◆ **Extracted records**:
-- -- --

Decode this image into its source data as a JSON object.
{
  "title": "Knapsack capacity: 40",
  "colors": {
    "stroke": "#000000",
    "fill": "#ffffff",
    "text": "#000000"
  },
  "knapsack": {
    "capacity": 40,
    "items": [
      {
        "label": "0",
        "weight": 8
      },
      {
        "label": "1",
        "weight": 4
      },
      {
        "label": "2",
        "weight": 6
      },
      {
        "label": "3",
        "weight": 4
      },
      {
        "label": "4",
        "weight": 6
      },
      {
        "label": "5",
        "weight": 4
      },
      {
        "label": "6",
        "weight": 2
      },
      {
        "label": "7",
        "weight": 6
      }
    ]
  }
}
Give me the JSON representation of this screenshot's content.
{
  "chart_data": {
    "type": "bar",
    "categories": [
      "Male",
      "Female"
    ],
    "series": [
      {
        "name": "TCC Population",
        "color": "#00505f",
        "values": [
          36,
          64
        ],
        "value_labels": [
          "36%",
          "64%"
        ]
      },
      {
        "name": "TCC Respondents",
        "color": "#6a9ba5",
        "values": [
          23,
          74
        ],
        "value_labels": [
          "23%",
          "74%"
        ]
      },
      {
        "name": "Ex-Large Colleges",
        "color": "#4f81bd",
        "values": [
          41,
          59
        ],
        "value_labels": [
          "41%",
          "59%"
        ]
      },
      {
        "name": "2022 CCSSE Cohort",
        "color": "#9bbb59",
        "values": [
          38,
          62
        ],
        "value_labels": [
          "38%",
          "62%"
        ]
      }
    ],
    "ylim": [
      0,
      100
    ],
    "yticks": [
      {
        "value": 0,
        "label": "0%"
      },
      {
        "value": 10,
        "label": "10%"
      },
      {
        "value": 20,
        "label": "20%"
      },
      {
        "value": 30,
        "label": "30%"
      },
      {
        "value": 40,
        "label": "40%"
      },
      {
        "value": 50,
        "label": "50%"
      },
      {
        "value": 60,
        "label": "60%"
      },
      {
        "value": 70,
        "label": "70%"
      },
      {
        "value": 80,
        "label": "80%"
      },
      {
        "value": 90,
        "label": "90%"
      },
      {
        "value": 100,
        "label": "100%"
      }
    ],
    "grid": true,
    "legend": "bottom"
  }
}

-- -- --

◆ **Brief**:
Extract the whole listing, character for character.

◆ **Result for this exercise**:
Decode this image into its source data as a JSON object.
{
  "title": "Knapsack capacity: 40",
  "colors": {
    "stroke": "#000000",
    "fill": "#ffffff",
    "text": "#000000"
  },
  "knapsack": {
    "capacity": 40,
    "items": [
      {
        "label": "0",
        "weight": 8
      },
      {
        "label": "1",
        "weight": 4
      },
      {
        "label": "2",
        "weight": 6
      },
      {
        "label": "3",
        "weight": 4
      },
      {
        "label": "4",
        "weight": 6
      },
      {
        "label": "5",
        "weight": 4
      },
      {
        "label": "6",
        "weight": 2
      },
      {
        "label": "7",
        "weight": 6
      }
    ]
  }
}
Give me the JSON representation of this screenshot's content.
{
  "chart_data": {
    "type": "bar",
    "categories": [
      "Male",
      "Female"
    ],
    "series": [
      {
        "name": "TCC Population",
        "color": "#00505f",
        "values": [
          36,
          64
        ],
        "value_labels": [
          "36%",
          "64%"
        ]
      },
      {
        "name": "TCC Respondents",
        "color": "#6a9ba5",
        "values": [
          23,
          74
        ],
        "value_labels": [
          "23%",
          "74%"
        ]
      },
      {
        "name": "Ex-Large Colleges",
        "color": "#4f81bd",
        "values": [
          41,
          59
        ],
        "value_labels": [
          "41%",
          "59%"
        ]
      },
      {
        "name": "2022 CCSSE Cohort",
        "color": "#9bbb59",
        "values": [
          38,
          62
        ],
        "value_labels": [
          "38%",
          "62%"
        ]
      }
    ],
    "ylim": [
      0,
      100
    ],
    "yticks": [
      {
        "value": 0,
        "label": "0%"
      },
      {
        "value": 10,
        "label": "10%"
      },
      {
        "value": 20,
        "label": "20%"
      },
      {
        "value": 30,
        "label": "30%"
      },
      {
        "value": 40,
        "label": "40%"
      },
      {
        "value": 50,
        "label": "50%"
      },
      {
        "value": 60,
        "label": "60%"
      },
      {
        "value": 70,
        "label": "70%"
      },
      {
        "value": 80,
        "label": "80%"
      },
      {
        "value": 90,
        "label": "90%"
      },
      {
        "value": 100,
        "label": "100%"
      }
    ],
    "grid": true,
    "legend": "bottom"
  }
}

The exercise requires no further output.